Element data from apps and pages
BEGIN

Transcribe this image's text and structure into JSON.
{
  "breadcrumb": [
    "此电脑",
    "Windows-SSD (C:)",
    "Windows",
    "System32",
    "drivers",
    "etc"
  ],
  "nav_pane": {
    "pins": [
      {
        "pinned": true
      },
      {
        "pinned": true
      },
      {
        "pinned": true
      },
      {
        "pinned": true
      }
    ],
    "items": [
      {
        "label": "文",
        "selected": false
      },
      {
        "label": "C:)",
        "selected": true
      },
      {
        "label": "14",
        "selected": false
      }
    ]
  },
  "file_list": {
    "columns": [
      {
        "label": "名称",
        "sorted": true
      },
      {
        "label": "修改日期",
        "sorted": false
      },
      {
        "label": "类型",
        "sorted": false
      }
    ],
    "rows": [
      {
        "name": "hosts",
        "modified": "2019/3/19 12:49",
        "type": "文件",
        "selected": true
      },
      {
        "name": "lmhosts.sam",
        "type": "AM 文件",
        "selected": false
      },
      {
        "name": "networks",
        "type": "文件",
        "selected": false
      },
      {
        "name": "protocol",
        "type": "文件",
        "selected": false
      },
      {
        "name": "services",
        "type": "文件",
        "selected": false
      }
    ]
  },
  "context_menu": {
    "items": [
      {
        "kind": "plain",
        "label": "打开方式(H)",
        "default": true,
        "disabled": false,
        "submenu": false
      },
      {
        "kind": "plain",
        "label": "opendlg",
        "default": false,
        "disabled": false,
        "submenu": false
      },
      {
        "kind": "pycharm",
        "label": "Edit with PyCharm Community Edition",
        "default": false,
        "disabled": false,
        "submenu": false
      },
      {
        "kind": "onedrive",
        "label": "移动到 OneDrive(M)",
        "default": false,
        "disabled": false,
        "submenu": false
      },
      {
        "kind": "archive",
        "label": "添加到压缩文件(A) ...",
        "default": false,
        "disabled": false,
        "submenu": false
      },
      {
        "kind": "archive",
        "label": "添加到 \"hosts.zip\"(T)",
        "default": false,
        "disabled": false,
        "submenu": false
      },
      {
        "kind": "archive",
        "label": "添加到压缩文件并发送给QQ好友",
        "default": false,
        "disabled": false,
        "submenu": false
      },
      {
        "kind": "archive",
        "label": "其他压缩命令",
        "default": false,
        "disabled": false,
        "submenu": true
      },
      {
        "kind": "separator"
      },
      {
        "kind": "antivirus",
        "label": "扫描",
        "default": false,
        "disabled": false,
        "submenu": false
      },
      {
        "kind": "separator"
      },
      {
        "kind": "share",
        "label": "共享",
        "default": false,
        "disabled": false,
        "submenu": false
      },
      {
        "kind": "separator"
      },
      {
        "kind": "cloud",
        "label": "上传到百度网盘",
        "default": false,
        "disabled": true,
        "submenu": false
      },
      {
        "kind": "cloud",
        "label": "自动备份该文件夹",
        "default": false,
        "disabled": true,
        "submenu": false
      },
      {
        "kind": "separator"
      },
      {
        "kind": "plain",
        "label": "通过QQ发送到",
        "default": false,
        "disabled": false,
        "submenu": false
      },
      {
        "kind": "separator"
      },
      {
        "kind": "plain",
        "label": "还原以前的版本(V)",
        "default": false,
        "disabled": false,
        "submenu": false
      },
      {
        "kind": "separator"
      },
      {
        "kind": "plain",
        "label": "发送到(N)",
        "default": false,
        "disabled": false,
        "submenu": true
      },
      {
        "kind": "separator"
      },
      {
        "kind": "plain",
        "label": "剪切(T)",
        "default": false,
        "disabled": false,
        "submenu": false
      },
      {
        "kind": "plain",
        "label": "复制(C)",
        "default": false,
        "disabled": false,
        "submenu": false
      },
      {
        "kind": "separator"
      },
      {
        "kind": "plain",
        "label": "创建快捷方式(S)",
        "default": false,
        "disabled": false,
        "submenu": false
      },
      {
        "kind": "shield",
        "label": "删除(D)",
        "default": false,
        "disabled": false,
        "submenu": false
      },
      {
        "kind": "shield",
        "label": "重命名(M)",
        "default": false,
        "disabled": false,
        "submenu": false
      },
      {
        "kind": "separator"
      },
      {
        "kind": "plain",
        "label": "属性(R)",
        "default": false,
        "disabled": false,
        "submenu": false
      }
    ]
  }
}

END

-- INSTRUCTIONS FOR THE TASK --
An identical copy of the preceding records should be returned.

-- RESULT OF THE TASK --
Transcribe this image's text and structure into JSON.
{
  "breadcrumb": [
    "此电脑",
    "Windows-SSD (C:)",
    "Windows",
    "System32",
    "drivers",
    "etc"
  ],
  "nav_pane": {
    "pins": [
      {
        "pinned": true
      },
      {
        "pinned": true
      },
      {
        "pinned": true
      },
      {
        "pinned": true
      }
    ],
    "items": [
      {
        "label": "文",
        "selected": false
      },
      {
        "label": "C:)",
        "selected": true
      },
      {
        "label": "14",
        "selected": false
      }
    ]
  },
  "file_list": {
    "columns": [
      {
        "label": "名称",
        "sorted": true
      },
      {
        "label": "修改日期",
        "sorted": false
      },
      {
        "label": "类型",
        "sorted": false
      }
    ],
    "rows": [
      {
        "name": "hosts",
        "modified": "2019/3/19 12:49",
        "type": "文件",
        "selected": true
      },
      {
        "name": "lmhosts.sam",
        "type": "AM 文件",
        "selected": false
      },
      {
        "name": "networks",
        "type": "文件",
        "selected": false
      },
      {
        "name": "protocol",
        "type": "文件",
        "selected": false
      },
      {
        "name": "services",
        "type": "文件",
        "selected": false
      }
    ]
  },
  "context_menu": {
    "items": [
      {
        "kind": "plain",
        "label": "打开方式(H)",
        "default": true,
        "disabled": false,
        "submenu": false
      },
      {
        "kind": "plain",
        "label": "opendlg",
        "default": false,
        "disabled": false,
        "submenu": false
      },
      {
        "kind": "pycharm",
        "label": "Edit with PyCharm Community Edition",
        "default": false,
        "disabled": false,
        "submenu": false
      },
      {
        "kind": "onedrive",
        "label": "移动到 OneDrive(M)",
        "default": false,
        "disabled": false,
        "submenu": false
      },
      {
        "kind": "archive",
        "label": "添加到压缩文件(A) ...",
        "default": false,
        "disabled": false,
        "submenu": false
      },
      {
        "kind": "archive",
        "label": "添加到 \"hosts.zip\"(T)",
        "default": false,
        "disabled": false,
        "submenu": false
      },
      {
        "kind": "archive",
        "label": "添加到压缩文件并发送给QQ好友",
        "default": false,
        "disabled": false,
        "submenu": false
      },
      {
        "kind": "archive",
        "label": "其他压缩命令",
        "default": false,
        "disabled": false,
        "submenu": true
      },
      {
        "kind": "separator"
      },
      {
        "kind": "antivirus",
        "label": "扫描",
        "default": false,
        "disabled": false,
        "submenu": false
      },
      {
        "kind": "separator"
      },
      {
        "kind": "share",
        "label": "共享",
        "default": false,
        "disabled": false,
        "submenu": false
      },
      {
        "kind": "separator"
      },
      {
        "kind": "cloud",
        "label": "上传到百度网盘",
        "default": false,
        "disabled": true,
        "submenu": false
      },
      {
        "kind": "cloud",
        "label": "自动备份该文件夹",
        "default": false,
        "disabled": true,
        "submenu": false
      },
      {
        "kind": "separator"
      },
      {
        "kind": "plain",
        "label": "通过QQ发送到",
        "default": false,
        "disabled": false,
        "submenu": false
      },
      {
        "kind": "separator"
      },
      {
        "kind": "plain",
        "label": "还原以前的版本(V)",
        "default": false,
        "disabled": false,
        "submenu": false
      },
      {
        "kind": "separator"
      },
      {
        "kind": "plain",
        "label": "发送到(N)",
        "default": false,
        "disabled": false,
        "submenu": true
      },
      {
        "kind": "separator"
      },
      {
        "kind": "plain",
        "label": "剪切(T)",
        "default": false,
        "disabled": false,
        "submenu": false
      },
      {
        "kind": "plain",
        "label": "复制(C)",
        "default": false,
        "disabled": false,
        "submenu": false
      },
      {
        "kind": "separator"
      },
      {
        "kind": "plain",
        "label": "创建快捷方式(S)",
        "default": false,
        "disabled": false,
        "submenu": false
      },
      {
        "kind": "shield",
        "label": "删除(D)",
        "default": false,
        "disabled": false,
        "submenu": false
      },
      {
        "kind": "shield",
        "label": "重命名(M)",
        "default": false,
        "disabled": false,
        "submenu": false
      },
      {
        "kind": "separator"
      },
      {
        "kind": "plain",
        "label": "属性(R)",
        "default": false,
        "disabled": false,
        "submenu": false
      }
    ]
  }
}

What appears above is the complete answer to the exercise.